▶ _Given problem_: Retype every line of the material below word for word, with each number, bracket and punctuation mark unchanged.

▶ _Task inputs_:
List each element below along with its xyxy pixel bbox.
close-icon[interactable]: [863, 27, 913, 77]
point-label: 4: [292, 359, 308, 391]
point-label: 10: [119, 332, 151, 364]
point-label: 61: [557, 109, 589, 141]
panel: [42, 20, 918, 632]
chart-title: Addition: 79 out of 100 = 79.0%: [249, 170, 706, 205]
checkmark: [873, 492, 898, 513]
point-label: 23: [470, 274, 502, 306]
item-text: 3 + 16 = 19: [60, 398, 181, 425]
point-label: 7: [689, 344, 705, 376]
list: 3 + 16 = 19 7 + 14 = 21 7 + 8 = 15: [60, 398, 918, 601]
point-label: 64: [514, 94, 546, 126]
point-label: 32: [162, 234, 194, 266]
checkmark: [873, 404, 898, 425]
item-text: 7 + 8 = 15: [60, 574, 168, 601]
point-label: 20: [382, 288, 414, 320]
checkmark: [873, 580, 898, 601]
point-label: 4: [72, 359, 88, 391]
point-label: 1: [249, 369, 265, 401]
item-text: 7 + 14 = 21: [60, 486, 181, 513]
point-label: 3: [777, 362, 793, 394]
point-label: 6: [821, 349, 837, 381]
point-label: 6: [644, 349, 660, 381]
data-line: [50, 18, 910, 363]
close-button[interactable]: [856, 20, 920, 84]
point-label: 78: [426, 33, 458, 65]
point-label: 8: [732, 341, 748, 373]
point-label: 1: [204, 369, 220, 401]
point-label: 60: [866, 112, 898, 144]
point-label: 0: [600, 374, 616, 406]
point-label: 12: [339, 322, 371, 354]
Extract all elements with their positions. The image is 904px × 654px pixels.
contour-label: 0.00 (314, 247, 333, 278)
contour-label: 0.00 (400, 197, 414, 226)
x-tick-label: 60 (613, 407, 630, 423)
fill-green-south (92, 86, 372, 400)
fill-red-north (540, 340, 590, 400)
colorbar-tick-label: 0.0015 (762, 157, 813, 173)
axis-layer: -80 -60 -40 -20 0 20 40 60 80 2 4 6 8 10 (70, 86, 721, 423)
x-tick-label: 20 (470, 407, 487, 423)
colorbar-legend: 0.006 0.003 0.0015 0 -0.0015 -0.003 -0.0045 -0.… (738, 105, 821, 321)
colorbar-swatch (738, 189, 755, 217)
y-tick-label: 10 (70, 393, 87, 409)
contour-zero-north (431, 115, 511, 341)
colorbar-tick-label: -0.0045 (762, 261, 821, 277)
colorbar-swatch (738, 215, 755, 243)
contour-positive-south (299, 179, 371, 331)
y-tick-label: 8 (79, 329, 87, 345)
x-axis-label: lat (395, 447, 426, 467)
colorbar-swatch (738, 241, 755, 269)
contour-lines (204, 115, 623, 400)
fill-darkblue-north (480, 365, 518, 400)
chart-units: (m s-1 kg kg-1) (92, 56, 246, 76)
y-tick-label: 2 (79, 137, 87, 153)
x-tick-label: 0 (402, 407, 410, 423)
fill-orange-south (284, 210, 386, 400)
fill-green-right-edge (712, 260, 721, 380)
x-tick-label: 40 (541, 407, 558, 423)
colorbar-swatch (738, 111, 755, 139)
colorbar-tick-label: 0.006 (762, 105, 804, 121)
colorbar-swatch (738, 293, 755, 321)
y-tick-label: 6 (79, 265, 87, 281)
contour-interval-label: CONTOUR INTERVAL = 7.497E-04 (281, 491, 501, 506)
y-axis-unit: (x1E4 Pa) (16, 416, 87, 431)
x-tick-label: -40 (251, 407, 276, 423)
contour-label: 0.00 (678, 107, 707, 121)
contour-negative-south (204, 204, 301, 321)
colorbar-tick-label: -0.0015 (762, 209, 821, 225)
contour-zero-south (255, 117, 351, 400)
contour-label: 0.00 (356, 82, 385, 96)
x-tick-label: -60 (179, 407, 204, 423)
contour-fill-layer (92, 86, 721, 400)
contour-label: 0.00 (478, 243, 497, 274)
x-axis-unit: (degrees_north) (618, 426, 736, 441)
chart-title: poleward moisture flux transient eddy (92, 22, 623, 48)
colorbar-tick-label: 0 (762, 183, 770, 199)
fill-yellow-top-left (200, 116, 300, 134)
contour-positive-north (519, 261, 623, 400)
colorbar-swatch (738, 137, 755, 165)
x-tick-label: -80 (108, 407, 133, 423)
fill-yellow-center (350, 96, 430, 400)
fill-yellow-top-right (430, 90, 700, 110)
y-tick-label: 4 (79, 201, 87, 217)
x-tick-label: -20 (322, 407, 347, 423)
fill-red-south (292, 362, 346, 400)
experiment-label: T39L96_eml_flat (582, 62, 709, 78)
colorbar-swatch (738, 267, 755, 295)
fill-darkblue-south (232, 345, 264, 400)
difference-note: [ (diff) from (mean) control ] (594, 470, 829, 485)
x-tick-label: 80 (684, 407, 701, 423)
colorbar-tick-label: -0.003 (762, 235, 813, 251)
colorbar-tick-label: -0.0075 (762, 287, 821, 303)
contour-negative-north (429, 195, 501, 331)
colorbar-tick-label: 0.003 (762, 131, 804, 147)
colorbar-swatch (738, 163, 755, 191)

▶ _Problem solution_:
List each element below along with its xyxy pixel bbox.
close-icon[interactable]: [863, 27, 913, 77]
point-label: 4: [292, 359, 308, 391]
point-label: 10: [119, 332, 151, 364]
point-label: 61: [557, 109, 589, 141]
panel: [42, 20, 918, 632]
chart-title: Addition: 79 out of 100 = 79.0%: [249, 170, 706, 205]
checkmark: [873, 492, 898, 513]
point-label: 23: [470, 274, 502, 306]
item-text: 3 + 16 = 19: [60, 398, 181, 425]
point-label: 7: [689, 344, 705, 376]
list: 3 + 16 = 19 7 + 14 = 21 7 + 8 = 15: [60, 398, 918, 601]
point-label: 64: [514, 94, 546, 126]
point-label: 32: [162, 234, 194, 266]
checkmark: [873, 404, 898, 425]
item-text: 7 + 8 = 15: [60, 574, 168, 601]
point-label: 20: [382, 288, 414, 320]
checkmark: [873, 580, 898, 601]
point-label: 4: [72, 359, 88, 391]
point-label: 1: [249, 369, 265, 401]
item-text: 7 + 14 = 21: [60, 486, 181, 513]
point-label: 3: [777, 362, 793, 394]
point-label: 6: [821, 349, 837, 381]
point-label: 6: [644, 349, 660, 381]
data-line: [50, 18, 910, 363]
close-button[interactable]: [856, 20, 920, 84]
point-label: 78: [426, 33, 458, 65]
point-label: 8: [732, 341, 748, 373]
point-label: 1: [204, 369, 220, 401]
point-label: 60: [866, 112, 898, 144]
point-label: 0: [600, 374, 616, 406]
point-label: 12: [339, 322, 371, 354]
Extract all elements with their positions. The image is 904px × 654px pixels.
contour-label: 0.00 (314, 247, 333, 278)
contour-label: 0.00 (400, 197, 414, 226)
x-tick-label: 60 (613, 407, 630, 423)
fill-green-south (92, 86, 372, 400)
fill-red-north (540, 340, 590, 400)
colorbar-tick-label: 0.0015 (762, 157, 813, 173)
axis-layer: -80 -60 -40 -20 0 20 40 60 80 2 4 6 8 10 (70, 86, 721, 423)
x-tick-label: 20 (470, 407, 487, 423)
colorbar-legend: 0.006 0.003 0.0015 0 -0.0015 -0.003 -0.0045 -0.… (738, 105, 821, 321)
colorbar-swatch (738, 189, 755, 217)
y-tick-label: 10 (70, 393, 87, 409)
contour-zero-north (431, 115, 511, 341)
colorbar-tick-label: -0.0045 (762, 261, 821, 277)
colorbar-swatch (738, 215, 755, 243)
contour-positive-south (299, 179, 371, 331)
y-tick-label: 8 (79, 329, 87, 345)
x-axis-label: lat (395, 447, 426, 467)
colorbar-swatch (738, 241, 755, 269)
contour-lines (204, 115, 623, 400)
fill-darkblue-north (480, 365, 518, 400)
chart-units: (m s-1 kg kg-1) (92, 56, 246, 76)
y-tick-label: 2 (79, 137, 87, 153)
x-tick-label: 0 (402, 407, 410, 423)
fill-orange-south (284, 210, 386, 400)
fill-green-right-edge (712, 260, 721, 380)
x-tick-label: 40 (541, 407, 558, 423)
colorbar-swatch (738, 111, 755, 139)
colorbar-tick-label: 0.006 (762, 105, 804, 121)
colorbar-swatch (738, 293, 755, 321)
y-tick-label: 6 (79, 265, 87, 281)
contour-interval-label: CONTOUR INTERVAL = 7.497E-04 (281, 491, 501, 506)
y-axis-unit: (x1E4 Pa) (16, 416, 87, 431)
x-tick-label: -40 (251, 407, 276, 423)
contour-label: 0.00 (678, 107, 707, 121)
contour-negative-south (204, 204, 301, 321)
colorbar-tick-label: -0.0015 (762, 209, 821, 225)
contour-zero-south (255, 117, 351, 400)
contour-label: 0.00 (356, 82, 385, 96)
x-tick-label: -60 (179, 407, 204, 423)
contour-fill-layer (92, 86, 721, 400)
contour-label: 0.00 (478, 243, 497, 274)
x-axis-unit: (degrees_north) (618, 426, 736, 441)
chart-title: poleward moisture flux transient eddy (92, 22, 623, 48)
colorbar-tick-label: 0 (762, 183, 770, 199)
fill-yellow-top-left (200, 116, 300, 134)
contour-positive-north (519, 261, 623, 400)
colorbar-swatch (738, 137, 755, 165)
x-tick-label: -80 (108, 407, 133, 423)
fill-yellow-center (350, 96, 430, 400)
fill-yellow-top-right (430, 90, 700, 110)
y-tick-label: 4 (79, 201, 87, 217)
x-tick-label: -20 (322, 407, 347, 423)
fill-red-south (292, 362, 346, 400)
experiment-label: T39L96_eml_flat (582, 62, 709, 78)
colorbar-swatch (738, 267, 755, 295)
fill-darkblue-south (232, 345, 264, 400)
difference-note: [ (diff) from (mean) control ] (594, 470, 829, 485)
x-tick-label: 80 (684, 407, 701, 423)
colorbar-tick-label: -0.003 (762, 235, 813, 251)
colorbar-tick-label: -0.0075 (762, 287, 821, 303)
contour-negative-north (429, 195, 501, 331)
colorbar-tick-label: 0.003 (762, 131, 804, 147)
colorbar-swatch (738, 163, 755, 191)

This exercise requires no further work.